▶ **Stated goal**
Provide an exact copy of the data, excluding the images.
----
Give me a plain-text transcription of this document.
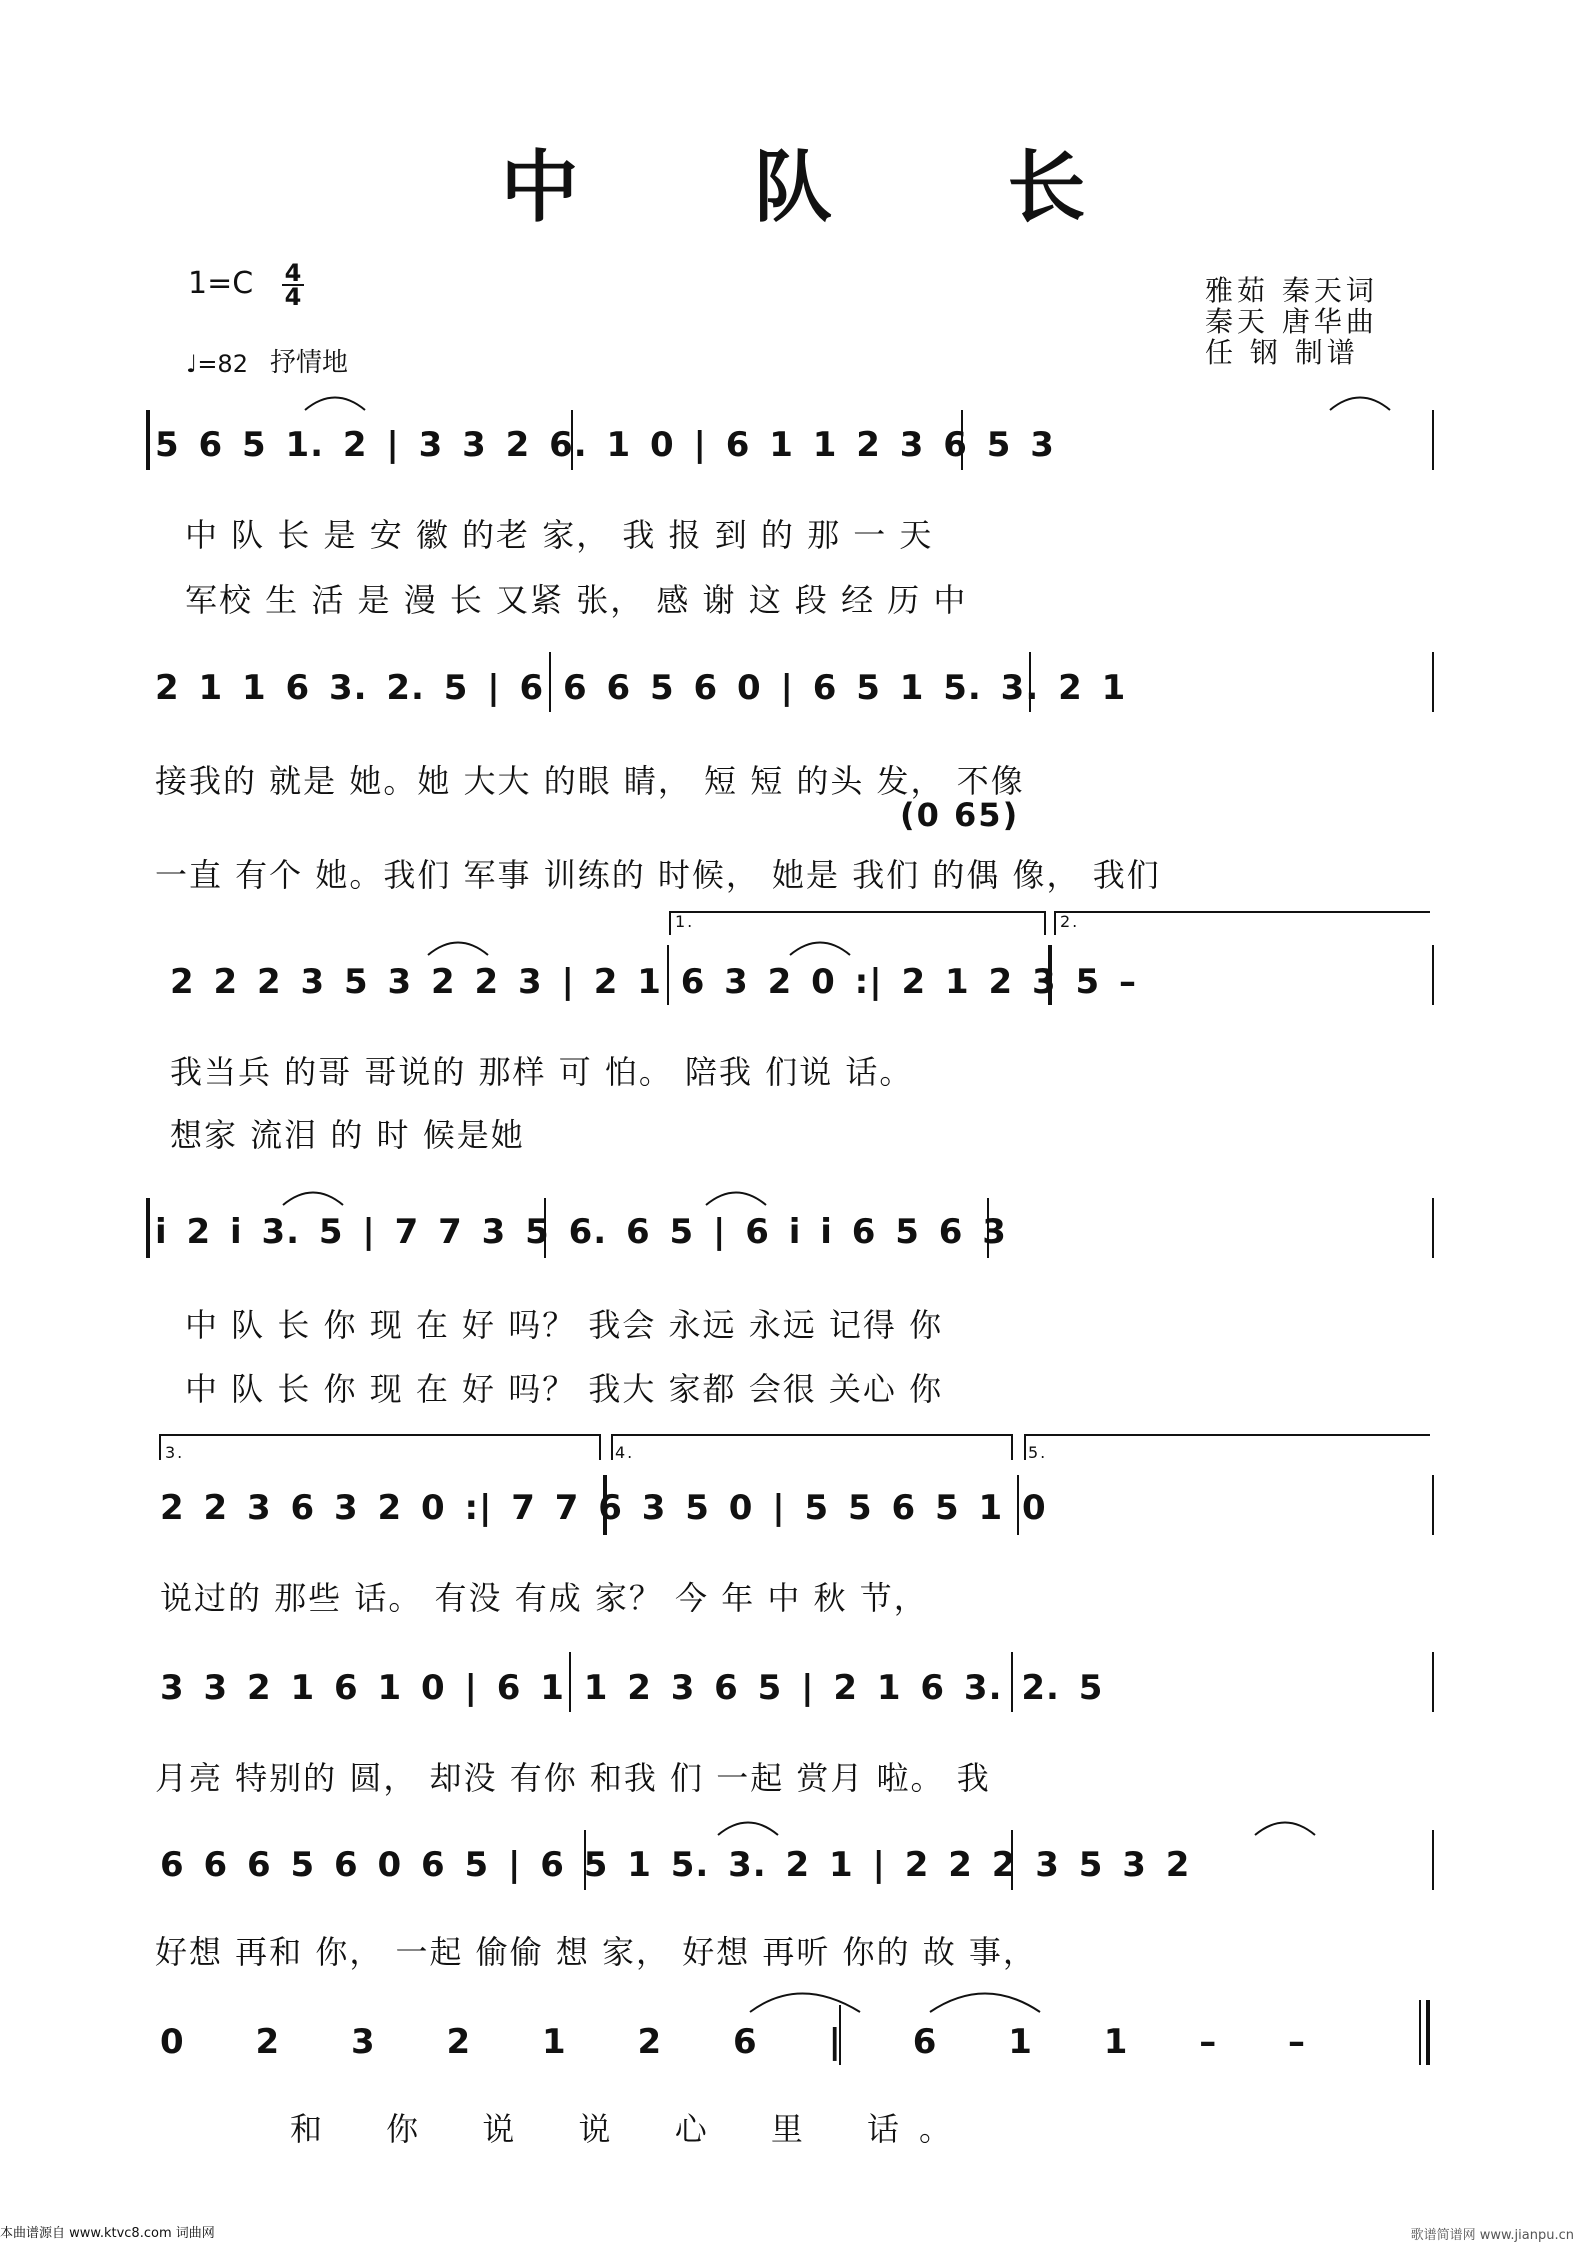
中 队 长
1=C 4
4
♩=82 抒情地
雅茹 秦天词
秦天 唐华曲
任 钢 制谱
5 6 5 1. 2 | 3 3 2 6. 1 0 | 6 1 1 2 3 6 5 3
中 队 长 是 安 徽 的老 家， 我 报 到 的 那 一 天
军校 生 活 是 漫 长 又紧 张， 感 谢 这 段 经 历 中
2 1 1 6 3. 2. 5 | 6 6 6 5 6 0 | 6 5 1 5. 3. 2 1
接我的 就是 她。她 大大 的眼 睛， 短 短 的头 发， 不像
(0 65)
一直 有个 她。我们 军事 训练的 时候， 她是 我们 的偶 像， 我们
2 2 2 3 5 3 2 2 3 | 2 1 6 3 2 0 :| 2 1 2 3 5 –
我当兵 的哥 哥说的 那样 可 怕。 陪我 们说 话。
想家 流泪 的 时 候是她
1.	2.
i 2 i 3. 5 | 7 7 3 5 6. 6 5 | 6 i i 6 5 6 3
中 队 长 你 现 在 好 吗？ 我会 永远 永远 记得 你
中 队 长 你 现 在 好 吗？ 我大 家都 会很 关心 你
2 2 3 6 3 2 0 :| 7 7 6 3 5 0 | 5 5 6 5 1 0
说过的 那些 话。 有没 有成 家？ 今 年 中 秋 节，
3.	4.	5.
3 3 2 1 6 1 0 | 6 1 1 2 3 6 5 | 2 1 6 3. 2. 5
月亮 特别的 圆， 却没 有你 和我 们 一起 赏月 啦。 我
6 6 6 5 6 0 6 5 | 6 5 1 5. 3. 2 1 | 2 2 2 3 5 3 2
好想 再和 你， 一起 偷偷 想 家， 好想 再听 你的 故 事，
0 2 3 2 1 2 6 | 6 1 1 – –
和 你 说 说 心 里 话。
本曲谱源自 www.ktvc8.com 词曲网	歌谱简谱网 www.jianpu.cn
----
▶ **Result**
Give me a plain-text transcription of this document.
中 队 长
1=C 4
4
♩=82 抒情地
雅茹 秦天词
秦天 唐华曲
任 钢 制谱
5 6 5 1. 2 | 3 3 2 6. 1 0 | 6 1 1 2 3 6 5 3
中 队 长 是 安 徽 的老 家， 我 报 到 的 那 一 天
军校 生 活 是 漫 长 又紧 张， 感 谢 这 段 经 历 中
2 1 1 6 3. 2. 5 | 6 6 6 5 6 0 | 6 5 1 5. 3. 2 1
接我的 就是 她。她 大大 的眼 睛， 短 短 的头 发， 不像
(0 65)
一直 有个 她。我们 军事 训练的 时候， 她是 我们 的偶 像， 我们
2 2 2 3 5 3 2 2 3 | 2 1 6 3 2 0 :| 2 1 2 3 5 –
我当兵 的哥 哥说的 那样 可 怕。 陪我 们说 话。
想家 流泪 的 时 候是她
1.	2.
i 2 i 3. 5 | 7 7 3 5 6. 6 5 | 6 i i 6 5 6 3
中 队 长 你 现 在 好 吗？ 我会 永远 永远 记得 你
中 队 长 你 现 在 好 吗？ 我大 家都 会很 关心 你
2 2 3 6 3 2 0 :| 7 7 6 3 5 0 | 5 5 6 5 1 0
说过的 那些 话。 有没 有成 家？ 今 年 中 秋 节，
3.	4.	5.
3 3 2 1 6 1 0 | 6 1 1 2 3 6 5 | 2 1 6 3. 2. 5
月亮 特别的 圆， 却没 有你 和我 们 一起 赏月 啦。 我
6 6 6 5 6 0 6 5 | 6 5 1 5. 3. 2 1 | 2 2 2 3 5 3 2
好想 再和 你， 一起 偷偷 想 家， 好想 再听 你的 故 事，
0 2 3 2 1 2 6 | 6 1 1 – –
和 你 说 说 心 里 话。
本曲谱源自 www.ktvc8.com 词曲网	歌谱简谱网 www.jianpu.cn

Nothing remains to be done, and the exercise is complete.